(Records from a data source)
####
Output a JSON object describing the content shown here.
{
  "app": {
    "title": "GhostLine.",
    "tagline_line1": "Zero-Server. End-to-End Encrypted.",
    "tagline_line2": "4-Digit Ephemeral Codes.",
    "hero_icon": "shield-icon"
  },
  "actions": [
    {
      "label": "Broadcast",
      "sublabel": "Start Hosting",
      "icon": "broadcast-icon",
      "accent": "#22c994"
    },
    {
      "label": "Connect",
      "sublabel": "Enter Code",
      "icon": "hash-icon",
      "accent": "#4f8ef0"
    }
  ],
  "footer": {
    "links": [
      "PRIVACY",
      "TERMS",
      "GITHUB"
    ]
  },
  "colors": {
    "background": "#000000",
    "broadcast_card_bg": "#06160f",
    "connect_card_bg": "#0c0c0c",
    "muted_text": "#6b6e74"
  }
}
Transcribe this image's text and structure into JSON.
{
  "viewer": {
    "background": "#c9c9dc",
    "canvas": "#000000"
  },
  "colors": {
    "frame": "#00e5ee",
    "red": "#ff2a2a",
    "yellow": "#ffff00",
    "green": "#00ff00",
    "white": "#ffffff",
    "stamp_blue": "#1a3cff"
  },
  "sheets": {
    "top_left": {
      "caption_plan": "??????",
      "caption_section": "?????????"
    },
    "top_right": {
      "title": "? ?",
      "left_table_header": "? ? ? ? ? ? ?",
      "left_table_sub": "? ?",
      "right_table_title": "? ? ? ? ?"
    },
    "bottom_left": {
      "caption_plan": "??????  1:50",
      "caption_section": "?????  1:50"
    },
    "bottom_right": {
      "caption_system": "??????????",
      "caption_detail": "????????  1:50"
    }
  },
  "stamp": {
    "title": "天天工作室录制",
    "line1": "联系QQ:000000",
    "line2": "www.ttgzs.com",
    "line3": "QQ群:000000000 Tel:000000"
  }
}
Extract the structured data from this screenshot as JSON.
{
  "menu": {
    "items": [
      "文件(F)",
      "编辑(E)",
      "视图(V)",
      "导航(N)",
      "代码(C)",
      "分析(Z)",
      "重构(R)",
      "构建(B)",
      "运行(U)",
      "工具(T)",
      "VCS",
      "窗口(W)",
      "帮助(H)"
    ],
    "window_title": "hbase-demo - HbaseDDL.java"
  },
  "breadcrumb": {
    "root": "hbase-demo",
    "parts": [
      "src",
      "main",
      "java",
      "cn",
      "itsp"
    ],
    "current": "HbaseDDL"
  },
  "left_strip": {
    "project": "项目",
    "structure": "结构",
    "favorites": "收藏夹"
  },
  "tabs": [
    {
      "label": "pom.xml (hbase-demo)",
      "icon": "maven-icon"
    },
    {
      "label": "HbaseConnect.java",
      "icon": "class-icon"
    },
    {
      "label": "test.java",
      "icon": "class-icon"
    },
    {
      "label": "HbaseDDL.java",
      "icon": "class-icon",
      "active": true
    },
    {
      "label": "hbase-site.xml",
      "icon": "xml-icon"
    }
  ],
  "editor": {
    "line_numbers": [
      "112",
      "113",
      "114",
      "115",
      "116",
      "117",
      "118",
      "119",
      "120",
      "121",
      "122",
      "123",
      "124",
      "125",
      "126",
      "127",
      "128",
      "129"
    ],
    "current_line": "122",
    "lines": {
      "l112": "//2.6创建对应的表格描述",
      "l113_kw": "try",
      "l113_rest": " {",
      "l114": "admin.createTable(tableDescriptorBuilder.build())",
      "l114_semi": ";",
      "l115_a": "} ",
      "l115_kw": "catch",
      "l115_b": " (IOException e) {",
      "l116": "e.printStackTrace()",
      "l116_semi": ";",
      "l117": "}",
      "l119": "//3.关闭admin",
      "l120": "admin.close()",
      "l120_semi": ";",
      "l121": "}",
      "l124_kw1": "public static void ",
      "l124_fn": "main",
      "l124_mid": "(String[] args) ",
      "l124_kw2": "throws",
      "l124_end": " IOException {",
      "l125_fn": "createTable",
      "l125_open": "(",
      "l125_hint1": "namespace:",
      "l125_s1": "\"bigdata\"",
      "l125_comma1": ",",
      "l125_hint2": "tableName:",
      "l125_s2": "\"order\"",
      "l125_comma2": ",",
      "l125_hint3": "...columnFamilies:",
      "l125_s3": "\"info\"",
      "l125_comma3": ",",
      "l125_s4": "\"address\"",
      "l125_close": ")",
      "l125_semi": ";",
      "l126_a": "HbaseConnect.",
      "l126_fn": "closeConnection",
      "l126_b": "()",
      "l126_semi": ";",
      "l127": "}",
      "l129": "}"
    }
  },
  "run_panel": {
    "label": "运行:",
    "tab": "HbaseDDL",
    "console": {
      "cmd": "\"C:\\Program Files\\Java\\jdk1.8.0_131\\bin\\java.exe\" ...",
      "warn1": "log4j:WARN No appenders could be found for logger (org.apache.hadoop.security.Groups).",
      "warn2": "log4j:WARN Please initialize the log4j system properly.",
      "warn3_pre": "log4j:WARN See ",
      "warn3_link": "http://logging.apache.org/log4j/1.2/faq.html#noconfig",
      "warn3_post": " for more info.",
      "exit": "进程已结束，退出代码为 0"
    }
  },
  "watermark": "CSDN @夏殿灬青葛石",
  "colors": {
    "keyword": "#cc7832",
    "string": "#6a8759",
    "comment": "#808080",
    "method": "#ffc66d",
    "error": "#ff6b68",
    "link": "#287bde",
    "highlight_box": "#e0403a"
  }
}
####
_Direction_
Repeat all of the records above exactly as written.

_Complete answer_
Output a JSON object describing the content shown here.
{
  "app": {
    "title": "GhostLine.",
    "tagline_line1": "Zero-Server. End-to-End Encrypted.",
    "tagline_line2": "4-Digit Ephemeral Codes.",
    "hero_icon": "shield-icon"
  },
  "actions": [
    {
      "label": "Broadcast",
      "sublabel": "Start Hosting",
      "icon": "broadcast-icon",
      "accent": "#22c994"
    },
    {
      "label": "Connect",
      "sublabel": "Enter Code",
      "icon": "hash-icon",
      "accent": "#4f8ef0"
    }
  ],
  "footer": {
    "links": [
      "PRIVACY",
      "TERMS",
      "GITHUB"
    ]
  },
  "colors": {
    "background": "#000000",
    "broadcast_card_bg": "#06160f",
    "connect_card_bg": "#0c0c0c",
    "muted_text": "#6b6e74"
  }
}
Transcribe this image's text and structure into JSON.
{
  "viewer": {
    "background": "#c9c9dc",
    "canvas": "#000000"
  },
  "colors": {
    "frame": "#00e5ee",
    "red": "#ff2a2a",
    "yellow": "#ffff00",
    "green": "#00ff00",
    "white": "#ffffff",
    "stamp_blue": "#1a3cff"
  },
  "sheets": {
    "top_left": {
      "caption_plan": "??????",
      "caption_section": "?????????"
    },
    "top_right": {
      "title": "? ?",
      "left_table_header": "? ? ? ? ? ? ?",
      "left_table_sub": "? ?",
      "right_table_title": "? ? ? ? ?"
    },
    "bottom_left": {
      "caption_plan": "??????  1:50",
      "caption_section": "?????  1:50"
    },
    "bottom_right": {
      "caption_system": "??????????",
      "caption_detail": "????????  1:50"
    }
  },
  "stamp": {
    "title": "天天工作室录制",
    "line1": "联系QQ:000000",
    "line2": "www.ttgzs.com",
    "line3": "QQ群:000000000 Tel:000000"
  }
}
Extract the structured data from this screenshot as JSON.
{
  "menu": {
    "items": [
      "文件(F)",
      "编辑(E)",
      "视图(V)",
      "导航(N)",
      "代码(C)",
      "分析(Z)",
      "重构(R)",
      "构建(B)",
      "运行(U)",
      "工具(T)",
      "VCS",
      "窗口(W)",
      "帮助(H)"
    ],
    "window_title": "hbase-demo - HbaseDDL.java"
  },
  "breadcrumb": {
    "root": "hbase-demo",
    "parts": [
      "src",
      "main",
      "java",
      "cn",
      "itsp"
    ],
    "current": "HbaseDDL"
  },
  "left_strip": {
    "project": "项目",
    "structure": "结构",
    "favorites": "收藏夹"
  },
  "tabs": [
    {
      "label": "pom.xml (hbase-demo)",
      "icon": "maven-icon"
    },
    {
      "label": "HbaseConnect.java",
      "icon": "class-icon"
    },
    {
      "label": "test.java",
      "icon": "class-icon"
    },
    {
      "label": "HbaseDDL.java",
      "icon": "class-icon",
      "active": true
    },
    {
      "label": "hbase-site.xml",
      "icon": "xml-icon"
    }
  ],
  "editor": {
    "line_numbers": [
      "112",
      "113",
      "114",
      "115",
      "116",
      "117",
      "118",
      "119",
      "120",
      "121",
      "122",
      "123",
      "124",
      "125",
      "126",
      "127",
      "128",
      "129"
    ],
    "current_line": "122",
    "lines": {
      "l112": "//2.6创建对应的表格描述",
      "l113_kw": "try",
      "l113_rest": " {",
      "l114": "admin.createTable(tableDescriptorBuilder.build())",
      "l114_semi": ";",
      "l115_a": "} ",
      "l115_kw": "catch",
      "l115_b": " (IOException e) {",
      "l116": "e.printStackTrace()",
      "l116_semi": ";",
      "l117": "}",
      "l119": "//3.关闭admin",
      "l120": "admin.close()",
      "l120_semi": ";",
      "l121": "}",
      "l124_kw1": "public static void ",
      "l124_fn": "main",
      "l124_mid": "(String[] args) ",
      "l124_kw2": "throws",
      "l124_end": " IOException {",
      "l125_fn": "createTable",
      "l125_open": "(",
      "l125_hint1": "namespace:",
      "l125_s1": "\"bigdata\"",
      "l125_comma1": ",",
      "l125_hint2": "tableName:",
      "l125_s2": "\"order\"",
      "l125_comma2": ",",
      "l125_hint3": "...columnFamilies:",
      "l125_s3": "\"info\"",
      "l125_comma3": ",",
      "l125_s4": "\"address\"",
      "l125_close": ")",
      "l125_semi": ";",
      "l126_a": "HbaseConnect.",
      "l126_fn": "closeConnection",
      "l126_b": "()",
      "l126_semi": ";",
      "l127": "}",
      "l129": "}"
    }
  },
  "run_panel": {
    "label": "运行:",
    "tab": "HbaseDDL",
    "console": {
      "cmd": "\"C:\\Program Files\\Java\\jdk1.8.0_131\\bin\\java.exe\" ...",
      "warn1": "log4j:WARN No appenders could be found for logger (org.apache.hadoop.security.Groups).",
      "warn2": "log4j:WARN Please initialize the log4j system properly.",
      "warn3_pre": "log4j:WARN See ",
      "warn3_link": "http://logging.apache.org/log4j/1.2/faq.html#noconfig",
      "warn3_post": " for more info.",
      "exit": "进程已结束，退出代码为 0"
    }
  },
  "watermark": "CSDN @夏殿灬青葛石",
  "colors": {
    "keyword": "#cc7832",
    "string": "#6a8759",
    "comment": "#808080",
    "method": "#ffc66d",
    "error": "#ff6b68",
    "link": "#287bde",
    "highlight_box": "#e0403a"
  }
}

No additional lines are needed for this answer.